▶ Requirements
Note each line that includes the word "name". Copy those lines.

▶ Data rows
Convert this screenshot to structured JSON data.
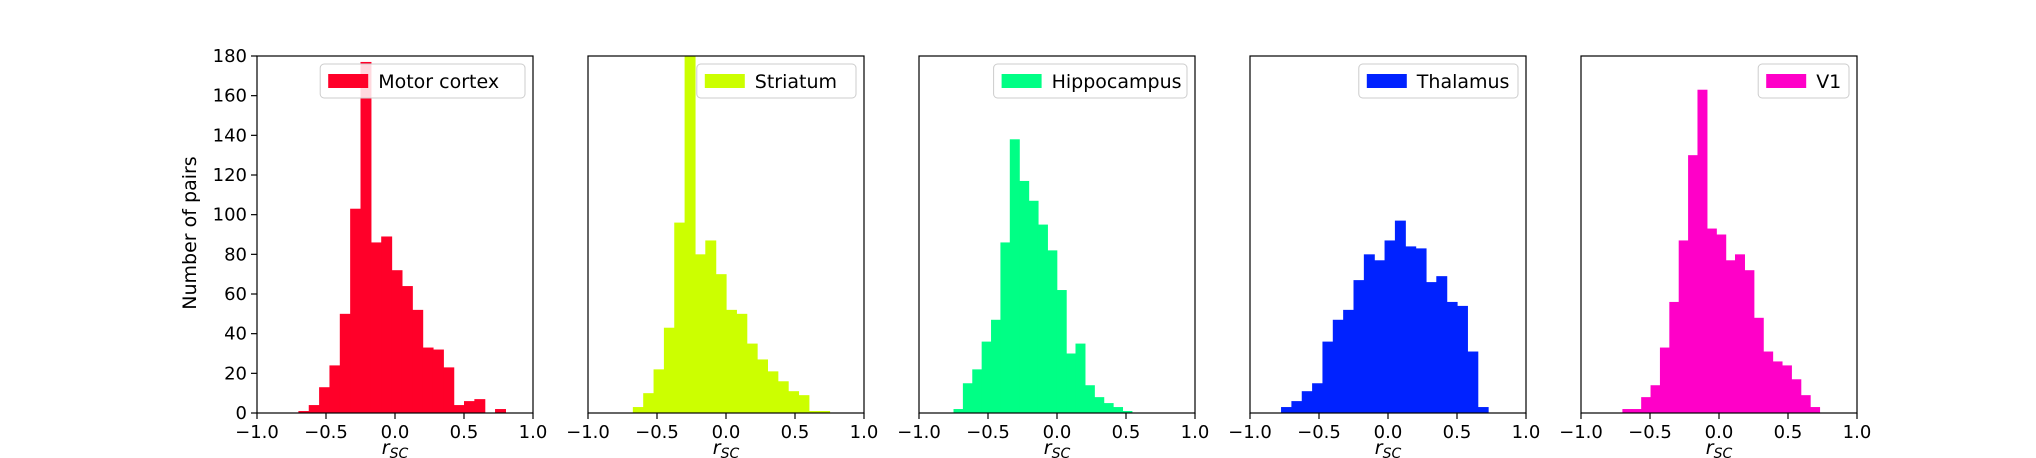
{
  "chart_data": [
    {
      "type": "bar",
      "panel": "histogram",
      "xlabel": "r",
      "xlabel_sub": "SC",
      "ylabel": "Number of pairs",
      "xlim": [
        -1.0,
        1.0
      ],
      "ylim": [
        0,
        180
      ],
      "xticks": [
        "−1.0",
        "−0.5",
        "0.0",
        "0.5",
        "1.0"
      ],
      "yticks": [
        "0",
        "20",
        "40",
        "60",
        "80",
        "100",
        "120",
        "140",
        "160",
        "180"
      ],
      "bin_width": 0.075,
      "series": [
        {
          "name": "Motor cortex",
          "color": "#ff0029",
          "bin_edges_start": -0.7,
          "values": [
            1,
            4,
            13,
            24,
            50,
            103,
            177,
            86,
            89,
            72,
            64,
            52,
            33,
            32,
            23,
            4,
            6,
            7,
            0,
            2
          ]
        }
      ]
    },
    {
      "type": "bar",
      "panel": "histogram",
      "xlabel": "r",
      "xlabel_sub": "SC",
      "xlim": [
        -1.0,
        1.0
      ],
      "ylim": [
        0,
        180
      ],
      "xticks": [
        "−1.0",
        "−0.5",
        "0.0",
        "0.5",
        "1.0"
      ],
      "bin_width": 0.075,
      "series": [
        {
          "name": "Striatum",
          "color": "#ccff00",
          "bin_edges_start": -0.675,
          "values": [
            3,
            10,
            22,
            43,
            96,
            180,
            80,
            87,
            70,
            52,
            50,
            35,
            27,
            21,
            16,
            11,
            9,
            1,
            1
          ]
        }
      ]
    },
    {
      "type": "bar",
      "panel": "histogram",
      "xlabel": "r",
      "xlabel_sub": "SC",
      "xlim": [
        -1.0,
        1.0
      ],
      "ylim": [
        0,
        180
      ],
      "xticks": [
        "−1.0",
        "−0.5",
        "0.0",
        "0.5",
        "1.0"
      ],
      "bin_width": 0.068,
      "series": [
        {
          "name": "Hippocampus",
          "color": "#00ff85",
          "bin_edges_start": -0.75,
          "values": [
            2,
            15,
            22,
            36,
            47,
            86,
            138,
            117,
            107,
            95,
            82,
            62,
            30,
            35,
            14,
            8,
            5,
            3,
            1
          ]
        }
      ]
    },
    {
      "type": "bar",
      "panel": "histogram",
      "xlabel": "r",
      "xlabel_sub": "SC",
      "xlim": [
        -1.0,
        1.0
      ],
      "ylim": [
        0,
        180
      ],
      "xticks": [
        "−1.0",
        "−0.5",
        "0.0",
        "0.5",
        "1.0"
      ],
      "bin_width": 0.075,
      "series": [
        {
          "name": "Thalamus",
          "color": "#0022ff",
          "bin_edges_start": -0.775,
          "values": [
            3,
            6,
            11,
            15,
            36,
            47,
            52,
            67,
            80,
            77,
            87,
            97,
            84,
            83,
            66,
            69,
            56,
            54,
            31,
            3
          ]
        }
      ]
    },
    {
      "type": "bar",
      "panel": "histogram",
      "xlabel": "r",
      "xlabel_sub": "SC",
      "xlim": [
        -1.0,
        1.0
      ],
      "ylim": [
        0,
        180
      ],
      "xticks": [
        "−1.0",
        "−0.5",
        "0.0",
        "0.5",
        "1.0"
      ],
      "bin_width": 0.068,
      "series": [
        {
          "name": "V1",
          "color": "#ff00c8",
          "bin_edges_start": -0.7,
          "values": [
            2,
            2,
            8,
            14,
            33,
            56,
            87,
            130,
            163,
            93,
            90,
            77,
            80,
            72,
            48,
            31,
            26,
            24,
            17,
            9,
            3
          ]
        }
      ]
    }
  ]
}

▶ Expected answer
          "name": "Motor cortex",
          "name": "Striatum",
          "name": "Hippocampus",
          "name": "Thalamus",
          "name": "V1",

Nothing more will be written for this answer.